REQUIRED TASK = Reproduce the data below word for word, from the line that contains "for every button, label, input, icon, or" through the line that contains "sign-in-link[interactable]: SIGN IN", including both of those lines.

MATERIAL PROVIDED =
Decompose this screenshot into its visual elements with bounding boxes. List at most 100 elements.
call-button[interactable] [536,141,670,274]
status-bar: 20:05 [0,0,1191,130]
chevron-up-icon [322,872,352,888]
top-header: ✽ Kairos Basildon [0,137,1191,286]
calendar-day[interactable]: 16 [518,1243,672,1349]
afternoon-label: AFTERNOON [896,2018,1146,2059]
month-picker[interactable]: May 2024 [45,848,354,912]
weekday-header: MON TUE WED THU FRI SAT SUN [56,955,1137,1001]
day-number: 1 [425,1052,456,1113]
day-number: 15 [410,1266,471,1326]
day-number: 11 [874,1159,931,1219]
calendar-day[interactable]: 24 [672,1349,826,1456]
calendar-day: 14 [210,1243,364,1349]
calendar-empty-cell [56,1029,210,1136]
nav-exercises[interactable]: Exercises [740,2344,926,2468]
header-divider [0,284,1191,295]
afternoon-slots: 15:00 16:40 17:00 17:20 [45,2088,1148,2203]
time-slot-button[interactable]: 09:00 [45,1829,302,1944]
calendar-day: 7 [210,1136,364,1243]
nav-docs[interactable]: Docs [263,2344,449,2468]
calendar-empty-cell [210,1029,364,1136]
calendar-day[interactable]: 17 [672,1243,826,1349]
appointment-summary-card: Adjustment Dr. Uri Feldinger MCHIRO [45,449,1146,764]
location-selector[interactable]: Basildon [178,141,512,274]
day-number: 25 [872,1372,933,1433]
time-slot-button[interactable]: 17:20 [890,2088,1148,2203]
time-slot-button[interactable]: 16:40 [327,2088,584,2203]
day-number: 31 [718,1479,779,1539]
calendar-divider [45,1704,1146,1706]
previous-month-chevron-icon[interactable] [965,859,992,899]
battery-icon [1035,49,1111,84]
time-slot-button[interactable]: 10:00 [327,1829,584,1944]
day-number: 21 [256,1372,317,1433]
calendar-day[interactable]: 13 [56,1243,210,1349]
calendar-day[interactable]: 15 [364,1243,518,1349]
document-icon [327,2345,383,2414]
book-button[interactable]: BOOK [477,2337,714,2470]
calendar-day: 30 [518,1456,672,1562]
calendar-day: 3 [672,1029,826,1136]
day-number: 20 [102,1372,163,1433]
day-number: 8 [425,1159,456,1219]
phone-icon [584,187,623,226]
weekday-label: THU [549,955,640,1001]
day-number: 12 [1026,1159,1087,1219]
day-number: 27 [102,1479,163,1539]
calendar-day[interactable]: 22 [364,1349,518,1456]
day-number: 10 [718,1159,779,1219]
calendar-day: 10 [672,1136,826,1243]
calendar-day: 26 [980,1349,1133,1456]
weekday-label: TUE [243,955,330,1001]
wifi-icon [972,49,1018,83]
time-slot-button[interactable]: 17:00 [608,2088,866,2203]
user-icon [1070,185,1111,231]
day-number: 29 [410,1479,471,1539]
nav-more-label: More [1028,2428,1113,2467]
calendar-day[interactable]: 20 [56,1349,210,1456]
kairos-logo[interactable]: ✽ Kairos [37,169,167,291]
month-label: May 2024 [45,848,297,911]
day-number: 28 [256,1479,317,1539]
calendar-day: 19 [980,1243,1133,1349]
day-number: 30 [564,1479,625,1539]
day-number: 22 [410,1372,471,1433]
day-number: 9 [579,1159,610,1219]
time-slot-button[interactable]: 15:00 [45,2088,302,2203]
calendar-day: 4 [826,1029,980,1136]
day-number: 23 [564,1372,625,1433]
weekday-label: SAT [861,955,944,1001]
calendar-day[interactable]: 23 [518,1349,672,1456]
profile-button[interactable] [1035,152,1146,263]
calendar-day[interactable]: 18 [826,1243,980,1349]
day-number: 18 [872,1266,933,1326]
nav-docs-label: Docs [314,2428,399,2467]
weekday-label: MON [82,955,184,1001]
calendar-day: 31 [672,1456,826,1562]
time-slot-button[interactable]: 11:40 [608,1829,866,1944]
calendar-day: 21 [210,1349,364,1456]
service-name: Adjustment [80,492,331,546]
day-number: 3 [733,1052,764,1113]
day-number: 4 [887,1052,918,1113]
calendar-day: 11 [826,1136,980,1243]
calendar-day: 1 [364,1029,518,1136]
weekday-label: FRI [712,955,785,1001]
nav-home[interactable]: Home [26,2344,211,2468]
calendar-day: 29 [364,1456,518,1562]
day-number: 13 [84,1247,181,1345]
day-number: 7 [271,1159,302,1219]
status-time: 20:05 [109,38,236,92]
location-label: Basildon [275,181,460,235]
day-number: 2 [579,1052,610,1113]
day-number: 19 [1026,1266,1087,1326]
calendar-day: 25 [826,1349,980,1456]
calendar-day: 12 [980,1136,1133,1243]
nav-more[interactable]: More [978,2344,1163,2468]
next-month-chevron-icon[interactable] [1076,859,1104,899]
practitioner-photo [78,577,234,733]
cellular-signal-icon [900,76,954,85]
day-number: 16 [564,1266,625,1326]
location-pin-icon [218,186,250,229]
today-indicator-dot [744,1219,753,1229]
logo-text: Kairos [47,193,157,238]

--

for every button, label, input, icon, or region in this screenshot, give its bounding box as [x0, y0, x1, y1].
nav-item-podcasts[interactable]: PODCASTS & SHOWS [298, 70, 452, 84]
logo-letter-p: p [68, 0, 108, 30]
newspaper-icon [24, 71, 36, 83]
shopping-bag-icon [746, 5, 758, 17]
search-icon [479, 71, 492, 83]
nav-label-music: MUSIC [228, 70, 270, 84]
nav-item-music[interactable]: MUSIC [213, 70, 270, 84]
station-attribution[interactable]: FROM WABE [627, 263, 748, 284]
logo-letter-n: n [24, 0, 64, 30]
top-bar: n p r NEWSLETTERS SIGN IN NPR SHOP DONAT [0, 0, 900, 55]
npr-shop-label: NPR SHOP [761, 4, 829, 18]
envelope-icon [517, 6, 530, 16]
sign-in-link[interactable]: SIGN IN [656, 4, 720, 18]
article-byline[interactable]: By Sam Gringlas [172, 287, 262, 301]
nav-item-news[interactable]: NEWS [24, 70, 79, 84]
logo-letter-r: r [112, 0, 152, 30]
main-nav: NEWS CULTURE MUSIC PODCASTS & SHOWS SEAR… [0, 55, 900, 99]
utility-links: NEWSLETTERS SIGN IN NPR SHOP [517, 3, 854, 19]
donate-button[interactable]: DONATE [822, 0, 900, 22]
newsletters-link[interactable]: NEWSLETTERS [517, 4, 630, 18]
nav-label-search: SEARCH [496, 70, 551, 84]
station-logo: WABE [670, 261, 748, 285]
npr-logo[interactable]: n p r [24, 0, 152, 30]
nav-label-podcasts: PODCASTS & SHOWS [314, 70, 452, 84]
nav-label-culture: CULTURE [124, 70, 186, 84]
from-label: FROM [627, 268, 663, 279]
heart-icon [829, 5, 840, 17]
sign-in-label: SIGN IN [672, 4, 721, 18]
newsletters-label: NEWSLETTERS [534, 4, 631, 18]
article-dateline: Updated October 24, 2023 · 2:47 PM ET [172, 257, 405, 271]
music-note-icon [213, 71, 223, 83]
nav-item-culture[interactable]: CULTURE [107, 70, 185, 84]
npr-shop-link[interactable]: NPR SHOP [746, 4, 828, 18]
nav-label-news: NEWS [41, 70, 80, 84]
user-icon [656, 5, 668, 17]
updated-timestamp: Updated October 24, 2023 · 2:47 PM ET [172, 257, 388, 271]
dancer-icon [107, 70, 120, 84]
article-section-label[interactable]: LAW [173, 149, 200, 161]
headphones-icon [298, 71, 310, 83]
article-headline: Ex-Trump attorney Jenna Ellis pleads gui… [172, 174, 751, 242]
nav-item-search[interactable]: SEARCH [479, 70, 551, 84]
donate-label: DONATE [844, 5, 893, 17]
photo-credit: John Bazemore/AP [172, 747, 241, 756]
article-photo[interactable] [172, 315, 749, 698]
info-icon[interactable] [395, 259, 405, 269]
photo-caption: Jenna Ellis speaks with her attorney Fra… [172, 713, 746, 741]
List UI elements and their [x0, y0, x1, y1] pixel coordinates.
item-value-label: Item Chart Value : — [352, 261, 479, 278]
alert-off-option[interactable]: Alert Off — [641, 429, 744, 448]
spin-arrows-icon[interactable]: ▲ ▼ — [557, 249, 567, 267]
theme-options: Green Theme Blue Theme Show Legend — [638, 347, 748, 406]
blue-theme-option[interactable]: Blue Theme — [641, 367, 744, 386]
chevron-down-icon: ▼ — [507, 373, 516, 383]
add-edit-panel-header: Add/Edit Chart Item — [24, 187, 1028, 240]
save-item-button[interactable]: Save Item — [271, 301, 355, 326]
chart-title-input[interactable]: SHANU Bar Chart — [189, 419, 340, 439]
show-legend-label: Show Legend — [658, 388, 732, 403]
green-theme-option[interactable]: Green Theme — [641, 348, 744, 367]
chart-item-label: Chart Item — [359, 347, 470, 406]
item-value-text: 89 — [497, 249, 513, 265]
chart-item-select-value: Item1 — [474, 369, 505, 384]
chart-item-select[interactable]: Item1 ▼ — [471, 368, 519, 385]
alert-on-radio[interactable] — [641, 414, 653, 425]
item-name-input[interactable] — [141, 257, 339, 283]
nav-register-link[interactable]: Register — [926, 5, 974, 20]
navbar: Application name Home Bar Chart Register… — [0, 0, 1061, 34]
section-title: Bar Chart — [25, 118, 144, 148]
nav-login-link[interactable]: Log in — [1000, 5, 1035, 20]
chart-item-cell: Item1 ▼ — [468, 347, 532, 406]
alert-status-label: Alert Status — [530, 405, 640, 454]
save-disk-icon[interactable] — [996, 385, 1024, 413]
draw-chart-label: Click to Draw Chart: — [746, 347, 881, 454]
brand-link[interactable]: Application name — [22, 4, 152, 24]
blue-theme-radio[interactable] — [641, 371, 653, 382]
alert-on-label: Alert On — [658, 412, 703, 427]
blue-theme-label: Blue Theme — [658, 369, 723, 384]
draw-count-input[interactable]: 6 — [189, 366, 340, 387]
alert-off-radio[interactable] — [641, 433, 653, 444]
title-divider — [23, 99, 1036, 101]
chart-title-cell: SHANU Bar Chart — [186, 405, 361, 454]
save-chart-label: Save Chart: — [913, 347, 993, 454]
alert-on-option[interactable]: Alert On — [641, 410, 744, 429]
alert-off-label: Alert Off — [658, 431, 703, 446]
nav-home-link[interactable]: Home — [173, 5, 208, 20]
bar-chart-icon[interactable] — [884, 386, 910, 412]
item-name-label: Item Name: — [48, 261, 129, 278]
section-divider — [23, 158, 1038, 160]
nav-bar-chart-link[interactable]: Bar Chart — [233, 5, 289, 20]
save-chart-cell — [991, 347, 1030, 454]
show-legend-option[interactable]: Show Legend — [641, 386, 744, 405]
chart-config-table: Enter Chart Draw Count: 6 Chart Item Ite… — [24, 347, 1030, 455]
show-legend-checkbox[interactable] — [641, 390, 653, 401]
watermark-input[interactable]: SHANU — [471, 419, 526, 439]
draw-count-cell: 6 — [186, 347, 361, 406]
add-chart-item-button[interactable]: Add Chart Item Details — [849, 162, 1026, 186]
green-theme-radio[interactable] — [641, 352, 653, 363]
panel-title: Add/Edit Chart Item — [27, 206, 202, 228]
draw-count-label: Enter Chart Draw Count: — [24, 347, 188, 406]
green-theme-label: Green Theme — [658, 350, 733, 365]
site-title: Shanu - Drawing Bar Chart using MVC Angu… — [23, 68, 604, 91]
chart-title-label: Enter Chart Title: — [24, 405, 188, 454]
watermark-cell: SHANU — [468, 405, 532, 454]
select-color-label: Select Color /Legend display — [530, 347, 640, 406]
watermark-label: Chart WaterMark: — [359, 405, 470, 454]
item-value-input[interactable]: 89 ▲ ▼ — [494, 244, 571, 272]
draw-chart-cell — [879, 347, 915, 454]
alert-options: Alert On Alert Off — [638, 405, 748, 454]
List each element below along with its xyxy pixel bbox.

COMPLETE ANSWER =
for every button, label, input, icon, or region in this screenshot, give its bounding box as [x0, y0, x1, y1].
nav-item-podcasts[interactable]: PODCASTS & SHOWS [298, 70, 452, 84]
logo-letter-p: p [68, 0, 108, 30]
newspaper-icon [24, 71, 36, 83]
shopping-bag-icon [746, 5, 758, 17]
search-icon [479, 71, 492, 83]
nav-label-music: MUSIC [228, 70, 270, 84]
nav-item-music[interactable]: MUSIC [213, 70, 270, 84]
station-attribution[interactable]: FROM WABE [627, 263, 748, 284]
logo-letter-n: n [24, 0, 64, 30]
top-bar: n p r NEWSLETTERS SIGN IN NPR SHOP DONAT [0, 0, 900, 55]
npr-shop-label: NPR SHOP [761, 4, 829, 18]
envelope-icon [517, 6, 530, 16]
sign-in-link[interactable]: SIGN IN [656, 4, 720, 18]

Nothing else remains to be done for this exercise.